* start Material for the task *
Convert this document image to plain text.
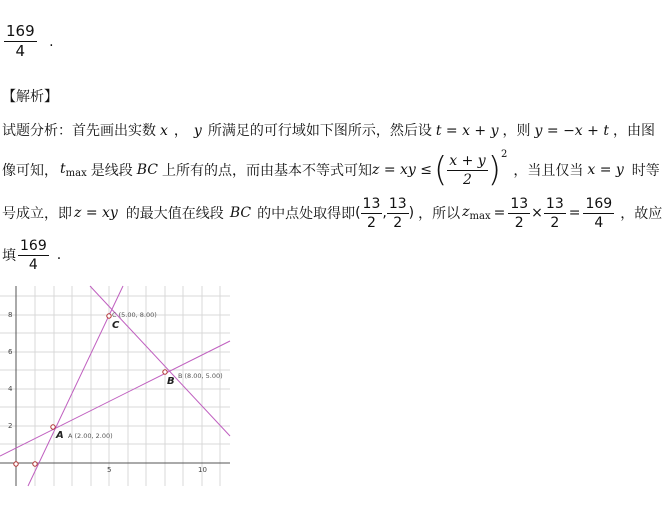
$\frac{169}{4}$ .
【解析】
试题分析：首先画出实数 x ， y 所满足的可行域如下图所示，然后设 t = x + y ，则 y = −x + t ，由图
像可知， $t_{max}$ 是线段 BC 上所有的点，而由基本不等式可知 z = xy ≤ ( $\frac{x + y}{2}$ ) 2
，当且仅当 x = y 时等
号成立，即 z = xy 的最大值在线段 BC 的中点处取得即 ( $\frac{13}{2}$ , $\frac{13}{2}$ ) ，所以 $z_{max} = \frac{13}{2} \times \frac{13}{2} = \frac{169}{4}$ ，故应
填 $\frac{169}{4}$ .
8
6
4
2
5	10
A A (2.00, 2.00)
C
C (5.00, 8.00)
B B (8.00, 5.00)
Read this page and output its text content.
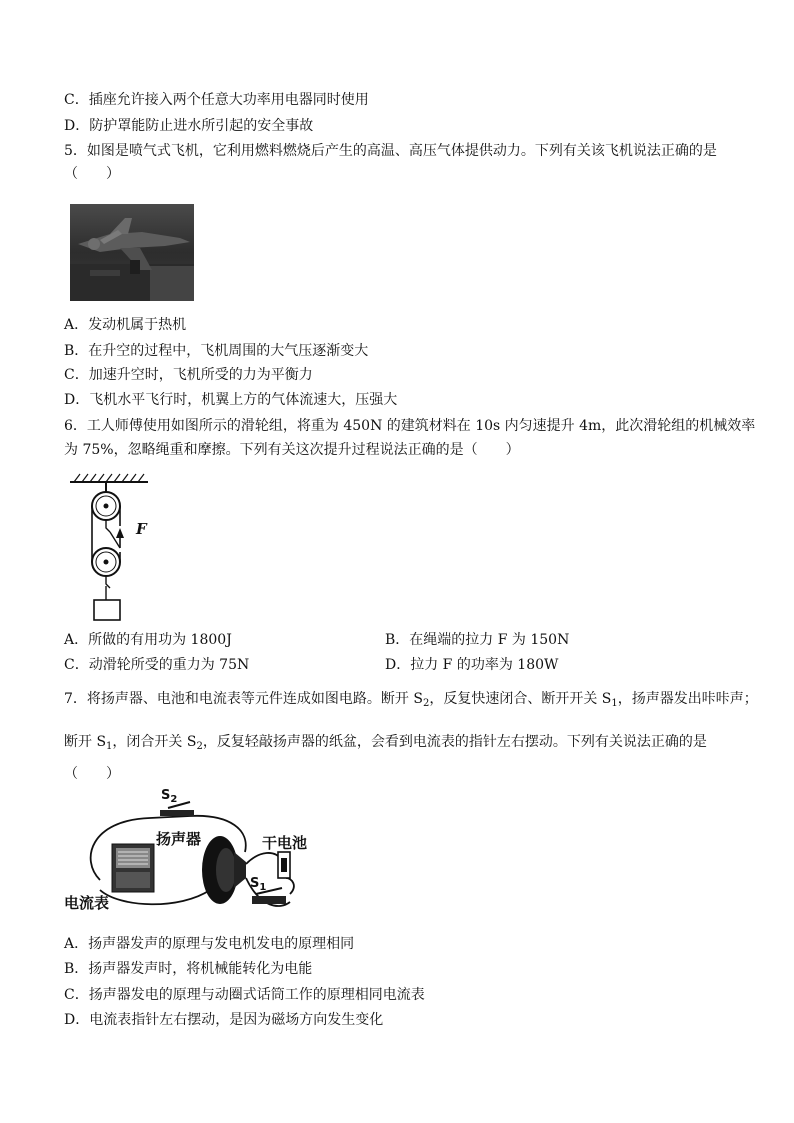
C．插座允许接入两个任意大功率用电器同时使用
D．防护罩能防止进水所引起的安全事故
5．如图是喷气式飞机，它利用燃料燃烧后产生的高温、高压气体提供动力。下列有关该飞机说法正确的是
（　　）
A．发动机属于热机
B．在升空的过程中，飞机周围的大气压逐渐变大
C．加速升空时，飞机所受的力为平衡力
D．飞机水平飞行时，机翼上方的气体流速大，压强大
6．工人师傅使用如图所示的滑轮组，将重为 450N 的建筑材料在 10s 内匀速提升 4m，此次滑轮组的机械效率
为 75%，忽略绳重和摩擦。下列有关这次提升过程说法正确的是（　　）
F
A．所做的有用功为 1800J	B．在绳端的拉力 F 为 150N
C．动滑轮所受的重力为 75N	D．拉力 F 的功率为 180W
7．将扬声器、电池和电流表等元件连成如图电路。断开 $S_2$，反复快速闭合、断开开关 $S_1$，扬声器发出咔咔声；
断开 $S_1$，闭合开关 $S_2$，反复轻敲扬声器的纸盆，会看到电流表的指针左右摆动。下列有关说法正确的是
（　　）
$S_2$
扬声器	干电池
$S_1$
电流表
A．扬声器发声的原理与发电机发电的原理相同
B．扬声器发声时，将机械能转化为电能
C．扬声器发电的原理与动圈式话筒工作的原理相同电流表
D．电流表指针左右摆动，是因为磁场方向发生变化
* end Material for the task *
● Problem description
Copy out all the entries exactly. Images stay out of the copy.

● Exercise solution
Convert this document image to plain text.
$\frac{169}{4}$ .
【解析】
试题分析：首先画出实数 x ， y 所满足的可行域如下图所示，然后设 t = x + y ，则 y = −x + t ，由图
像可知， $t_{max}$ 是线段 BC 上所有的点，而由基本不等式可知 z = xy ≤ ( $\frac{x + y}{2}$ ) 2
，当且仅当 x = y 时等
号成立，即 z = xy 的最大值在线段 BC 的中点处取得即 ( $\frac{13}{2}$ , $\frac{13}{2}$ ) ，所以 $z_{max} = \frac{13}{2} \times \frac{13}{2} = \frac{169}{4}$ ，故应
填 $\frac{169}{4}$ .
8
6
4
2
5	10
A A (2.00, 2.00)
C
C (5.00, 8.00)
B B (8.00, 5.00)
Read this page and output its text content.
C．插座允许接入两个任意大功率用电器同时使用
D．防护罩能防止进水所引起的安全事故
5．如图是喷气式飞机，它利用燃料燃烧后产生的高温、高压气体提供动力。下列有关该飞机说法正确的是
（　　）
A．发动机属于热机
B．在升空的过程中，飞机周围的大气压逐渐变大
C．加速升空时，飞机所受的力为平衡力
D．飞机水平飞行时，机翼上方的气体流速大，压强大
6．工人师傅使用如图所示的滑轮组，将重为 450N 的建筑材料在 10s 内匀速提升 4m，此次滑轮组的机械效率
为 75%，忽略绳重和摩擦。下列有关这次提升过程说法正确的是（　　）
F
A．所做的有用功为 1800J	B．在绳端的拉力 F 为 150N
C．动滑轮所受的重力为 75N	D．拉力 F 的功率为 180W
7．将扬声器、电池和电流表等元件连成如图电路。断开 $S_2$，反复快速闭合、断开开关 $S_1$，扬声器发出咔咔声；
断开 $S_1$，闭合开关 $S_2$，反复轻敲扬声器的纸盆，会看到电流表的指针左右摆动。下列有关说法正确的是
（　　）
$S_2$
扬声器	干电池
$S_1$
电流表
A．扬声器发声的原理与发电机发电的原理相同
B．扬声器发声时，将机械能转化为电能
C．扬声器发电的原理与动圈式话筒工作的原理相同电流表
D．电流表指针左右摆动，是因为磁场方向发生变化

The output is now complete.